* _Challenge_
From the listing that follows, extract every line and set it down unaltered.

* _Source data_

++++++++++

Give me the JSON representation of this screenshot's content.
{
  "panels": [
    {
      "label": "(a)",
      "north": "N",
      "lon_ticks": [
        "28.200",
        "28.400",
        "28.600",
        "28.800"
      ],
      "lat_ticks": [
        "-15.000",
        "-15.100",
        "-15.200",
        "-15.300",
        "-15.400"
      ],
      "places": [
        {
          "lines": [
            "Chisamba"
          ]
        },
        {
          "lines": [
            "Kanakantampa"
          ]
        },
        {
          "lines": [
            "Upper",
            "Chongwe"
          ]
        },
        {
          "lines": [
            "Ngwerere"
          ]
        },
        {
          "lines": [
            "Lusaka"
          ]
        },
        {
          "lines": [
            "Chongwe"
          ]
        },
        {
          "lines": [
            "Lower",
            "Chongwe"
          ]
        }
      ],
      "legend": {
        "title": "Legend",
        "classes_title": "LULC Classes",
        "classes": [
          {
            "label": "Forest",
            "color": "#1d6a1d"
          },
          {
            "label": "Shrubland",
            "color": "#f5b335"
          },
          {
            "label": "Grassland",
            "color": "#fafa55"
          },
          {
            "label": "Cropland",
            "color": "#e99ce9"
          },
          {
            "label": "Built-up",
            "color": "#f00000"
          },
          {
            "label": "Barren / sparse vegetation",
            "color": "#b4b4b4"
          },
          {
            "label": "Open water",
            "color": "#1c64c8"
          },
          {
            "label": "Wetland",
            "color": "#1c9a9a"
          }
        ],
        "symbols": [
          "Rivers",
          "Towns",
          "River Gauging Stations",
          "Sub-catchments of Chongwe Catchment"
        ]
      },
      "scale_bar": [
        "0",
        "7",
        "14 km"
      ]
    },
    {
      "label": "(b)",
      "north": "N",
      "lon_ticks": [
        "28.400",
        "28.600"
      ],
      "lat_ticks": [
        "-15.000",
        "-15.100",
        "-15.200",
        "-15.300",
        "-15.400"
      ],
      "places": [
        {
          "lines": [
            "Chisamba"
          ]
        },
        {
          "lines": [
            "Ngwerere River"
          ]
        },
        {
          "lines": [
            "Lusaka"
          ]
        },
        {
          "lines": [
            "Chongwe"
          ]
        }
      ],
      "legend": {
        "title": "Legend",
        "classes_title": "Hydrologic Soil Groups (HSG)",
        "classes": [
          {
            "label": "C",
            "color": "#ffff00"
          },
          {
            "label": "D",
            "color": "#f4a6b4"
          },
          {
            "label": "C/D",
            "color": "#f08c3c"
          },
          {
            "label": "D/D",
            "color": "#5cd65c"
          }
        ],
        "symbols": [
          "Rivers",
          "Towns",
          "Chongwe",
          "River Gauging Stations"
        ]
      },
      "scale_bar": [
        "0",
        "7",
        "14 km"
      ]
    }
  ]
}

++++++++++

* _Right answer_
Give me the JSON representation of this screenshot's content.
{
  "panels": [
    {
      "label": "(a)",
      "north": "N",
      "lon_ticks": [
        "28.200",
        "28.400",
        "28.600",
        "28.800"
      ],
      "lat_ticks": [
        "-15.000",
        "-15.100",
        "-15.200",
        "-15.300",
        "-15.400"
      ],
      "places": [
        {
          "lines": [
            "Chisamba"
          ]
        },
        {
          "lines": [
            "Kanakantampa"
          ]
        },
        {
          "lines": [
            "Upper",
            "Chongwe"
          ]
        },
        {
          "lines": [
            "Ngwerere"
          ]
        },
        {
          "lines": [
            "Lusaka"
          ]
        },
        {
          "lines": [
            "Chongwe"
          ]
        },
        {
          "lines": [
            "Lower",
            "Chongwe"
          ]
        }
      ],
      "legend": {
        "title": "Legend",
        "classes_title": "LULC Classes",
        "classes": [
          {
            "label": "Forest",
            "color": "#1d6a1d"
          },
          {
            "label": "Shrubland",
            "color": "#f5b335"
          },
          {
            "label": "Grassland",
            "color": "#fafa55"
          },
          {
            "label": "Cropland",
            "color": "#e99ce9"
          },
          {
            "label": "Built-up",
            "color": "#f00000"
          },
          {
            "label": "Barren / sparse vegetation",
            "color": "#b4b4b4"
          },
          {
            "label": "Open water",
            "color": "#1c64c8"
          },
          {
            "label": "Wetland",
            "color": "#1c9a9a"
          }
        ],
        "symbols": [
          "Rivers",
          "Towns",
          "River Gauging Stations",
          "Sub-catchments of Chongwe Catchment"
        ]
      },
      "scale_bar": [
        "0",
        "7",
        "14 km"
      ]
    },
    {
      "label": "(b)",
      "north": "N",
      "lon_ticks": [
        "28.400",
        "28.600"
      ],
      "lat_ticks": [
        "-15.000",
        "-15.100",
        "-15.200",
        "-15.300",
        "-15.400"
      ],
      "places": [
        {
          "lines": [
            "Chisamba"
          ]
        },
        {
          "lines": [
            "Ngwerere River"
          ]
        },
        {
          "lines": [
            "Lusaka"
          ]
        },
        {
          "lines": [
            "Chongwe"
          ]
        }
      ],
      "legend": {
        "title": "Legend",
        "classes_title": "Hydrologic Soil Groups (HSG)",
        "classes": [
          {
            "label": "C",
            "color": "#ffff00"
          },
          {
            "label": "D",
            "color": "#f4a6b4"
          },
          {
            "label": "C/D",
            "color": "#f08c3c"
          },
          {
            "label": "D/D",
            "color": "#5cd65c"
          }
        ],
        "symbols": [
          "Rivers",
          "Towns",
          "Chongwe",
          "River Gauging Stations"
        ]
      },
      "scale_bar": [
        "0",
        "7",
        "14 km"
      ]
    }
  ]
}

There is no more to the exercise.